+++ Supplied text +++
AfterShokz are wireless headphones which use bone conduction to transmit sound through the bones of your skull and, unlike standard headphones, don’t cover your ear. Bone-conduction headphones can be used by people with certain types of hearing loss such as those with Treacher-Collins Syndrome, and are favoured by some blind users because they don’t cut off audio input from the surroundings the way regular headphones do.
[AfterShokz] use a pair of transducers to power your music into your head. With one transducer resting on each side of your head, they create vibrations that pass sound off of the surface of your face. This contact point allows the headphones to conduct sound onto the bones of your head. These vibrations send sound all the way from your cheek bones to your inner ear, allowing sound to reach the cochlea without even using your ear drum.
AfterShokz Bluez perform using Bluetooth technology. The headphones work well with many different devices including the iPod, iPad, Smartphone or MP3 player. You can charge the device with a USB connection. It comes with a 50 inch USB cable that easily plugs into the headset and into any USB 2.0 port over four feet away. It takes 3 hours to charge and the battery lasts about 6 hours. You can also communicate using the headset using the built-in microphone.
+++
**Exercise tasks:**
**A.** In the headphones text, how long does it take to charge the AfterShokz Bluez?
**B.** Translate this sentence from the headphones text into Spanish: "You can charge the device with a USB connection."
**C.** Pick up the text about AfterShokz headphones after its last sentence and keep it going.
The entries after this are separate material with no tie to the headphones text.
+++ Supplied records +++
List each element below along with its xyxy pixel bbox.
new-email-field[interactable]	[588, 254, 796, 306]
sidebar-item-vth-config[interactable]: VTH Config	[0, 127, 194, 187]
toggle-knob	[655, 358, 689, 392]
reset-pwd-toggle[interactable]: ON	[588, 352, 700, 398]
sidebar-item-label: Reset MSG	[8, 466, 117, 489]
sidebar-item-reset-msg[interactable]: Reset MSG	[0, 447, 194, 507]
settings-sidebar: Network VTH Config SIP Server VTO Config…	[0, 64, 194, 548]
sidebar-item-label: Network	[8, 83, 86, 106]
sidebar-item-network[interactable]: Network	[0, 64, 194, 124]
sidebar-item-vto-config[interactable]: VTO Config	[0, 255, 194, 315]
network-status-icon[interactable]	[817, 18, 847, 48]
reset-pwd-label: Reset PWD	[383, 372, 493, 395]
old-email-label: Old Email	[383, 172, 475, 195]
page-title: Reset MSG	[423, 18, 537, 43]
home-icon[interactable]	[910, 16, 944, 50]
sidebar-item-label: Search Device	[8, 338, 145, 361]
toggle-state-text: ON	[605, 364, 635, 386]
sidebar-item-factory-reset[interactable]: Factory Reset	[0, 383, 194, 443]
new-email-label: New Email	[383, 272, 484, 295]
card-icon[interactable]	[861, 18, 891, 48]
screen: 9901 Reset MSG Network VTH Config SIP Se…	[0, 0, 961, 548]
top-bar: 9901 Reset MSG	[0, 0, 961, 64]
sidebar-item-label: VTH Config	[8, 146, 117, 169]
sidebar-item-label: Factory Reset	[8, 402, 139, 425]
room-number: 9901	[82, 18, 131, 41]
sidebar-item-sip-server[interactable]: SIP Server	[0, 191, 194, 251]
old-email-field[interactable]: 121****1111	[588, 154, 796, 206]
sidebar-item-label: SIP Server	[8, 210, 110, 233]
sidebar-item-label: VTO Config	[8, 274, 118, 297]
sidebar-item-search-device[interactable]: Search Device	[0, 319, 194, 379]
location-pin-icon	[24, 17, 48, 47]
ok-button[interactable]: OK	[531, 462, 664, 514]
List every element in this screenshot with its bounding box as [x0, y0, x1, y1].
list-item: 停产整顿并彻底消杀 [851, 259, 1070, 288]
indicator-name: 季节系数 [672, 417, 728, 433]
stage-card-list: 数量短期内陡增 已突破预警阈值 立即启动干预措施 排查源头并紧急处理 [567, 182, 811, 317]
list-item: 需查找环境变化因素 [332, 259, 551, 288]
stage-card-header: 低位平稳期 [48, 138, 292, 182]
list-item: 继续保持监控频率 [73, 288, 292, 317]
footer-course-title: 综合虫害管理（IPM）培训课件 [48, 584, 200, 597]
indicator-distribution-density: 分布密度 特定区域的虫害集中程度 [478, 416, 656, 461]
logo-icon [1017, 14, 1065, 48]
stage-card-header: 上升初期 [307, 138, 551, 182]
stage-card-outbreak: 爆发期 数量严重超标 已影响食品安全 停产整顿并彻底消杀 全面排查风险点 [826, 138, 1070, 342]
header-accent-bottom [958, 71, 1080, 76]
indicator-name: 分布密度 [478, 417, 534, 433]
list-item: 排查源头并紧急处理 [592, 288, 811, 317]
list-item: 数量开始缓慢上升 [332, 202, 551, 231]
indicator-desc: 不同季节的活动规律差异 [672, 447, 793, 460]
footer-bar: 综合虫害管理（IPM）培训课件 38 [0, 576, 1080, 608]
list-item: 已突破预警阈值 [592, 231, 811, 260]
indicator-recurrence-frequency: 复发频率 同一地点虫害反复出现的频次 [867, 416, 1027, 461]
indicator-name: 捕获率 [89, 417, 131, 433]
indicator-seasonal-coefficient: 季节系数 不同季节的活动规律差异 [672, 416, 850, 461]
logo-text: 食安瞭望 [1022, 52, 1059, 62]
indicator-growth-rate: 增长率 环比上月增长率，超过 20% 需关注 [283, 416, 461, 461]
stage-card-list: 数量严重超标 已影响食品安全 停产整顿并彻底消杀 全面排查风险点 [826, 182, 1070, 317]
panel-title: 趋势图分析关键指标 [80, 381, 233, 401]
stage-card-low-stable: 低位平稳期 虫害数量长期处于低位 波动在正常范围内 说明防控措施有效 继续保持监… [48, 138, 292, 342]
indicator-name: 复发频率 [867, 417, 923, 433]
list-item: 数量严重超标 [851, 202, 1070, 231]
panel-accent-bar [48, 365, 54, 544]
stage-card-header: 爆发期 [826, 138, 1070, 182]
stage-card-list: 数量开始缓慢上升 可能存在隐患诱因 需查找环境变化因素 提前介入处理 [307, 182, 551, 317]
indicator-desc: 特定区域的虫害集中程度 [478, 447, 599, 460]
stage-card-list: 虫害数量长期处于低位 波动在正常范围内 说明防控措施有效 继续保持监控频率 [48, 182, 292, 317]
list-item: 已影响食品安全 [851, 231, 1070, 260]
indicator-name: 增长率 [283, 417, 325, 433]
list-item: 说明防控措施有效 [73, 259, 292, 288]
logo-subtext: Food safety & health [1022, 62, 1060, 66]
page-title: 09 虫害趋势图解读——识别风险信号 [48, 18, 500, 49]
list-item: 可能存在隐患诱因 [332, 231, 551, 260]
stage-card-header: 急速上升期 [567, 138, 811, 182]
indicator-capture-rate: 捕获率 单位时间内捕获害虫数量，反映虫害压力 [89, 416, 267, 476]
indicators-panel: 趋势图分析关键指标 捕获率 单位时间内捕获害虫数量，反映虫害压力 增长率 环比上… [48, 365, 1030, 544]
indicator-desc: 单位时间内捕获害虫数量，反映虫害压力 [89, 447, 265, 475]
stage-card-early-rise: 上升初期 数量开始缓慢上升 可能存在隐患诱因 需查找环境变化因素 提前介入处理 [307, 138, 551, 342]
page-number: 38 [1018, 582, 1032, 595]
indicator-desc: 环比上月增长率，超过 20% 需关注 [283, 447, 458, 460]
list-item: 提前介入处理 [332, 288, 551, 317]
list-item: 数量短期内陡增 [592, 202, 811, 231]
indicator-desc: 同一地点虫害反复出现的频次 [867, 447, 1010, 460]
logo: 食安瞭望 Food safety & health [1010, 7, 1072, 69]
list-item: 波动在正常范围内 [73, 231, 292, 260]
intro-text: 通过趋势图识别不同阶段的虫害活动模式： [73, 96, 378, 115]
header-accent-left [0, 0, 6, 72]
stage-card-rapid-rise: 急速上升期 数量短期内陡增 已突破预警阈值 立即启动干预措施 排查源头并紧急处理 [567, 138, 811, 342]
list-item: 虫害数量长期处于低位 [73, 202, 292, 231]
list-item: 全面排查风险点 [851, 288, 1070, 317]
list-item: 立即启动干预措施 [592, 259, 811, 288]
+++
**Answers provided:**
**A.** 3 hours.

**B.** Puedes cargar el dispositivo con una conexión USB.

**C.**
The website and most reviews discuss using AfterShokz with an iDevice but like almost all Bluetooth peripherals they can equally be used with a MacBook laptop or desktop Mac computer.
On Bridging Apps, a speech pathologist tells of trialling the AfterShockz Blues headphones with a student:
His name is Lance and he is 8 1/2. He has Treacher Collins Syndrome and does not have external ears. He uses bone anchored hearing aids. I tried the Aftershokz on him and hooked him up to the iPad. He heard music like he has never heard it!!!! He was so excited. He also attended very well to an interactive book on the iPad. He begged me to let him keep the Aftershokz!!!!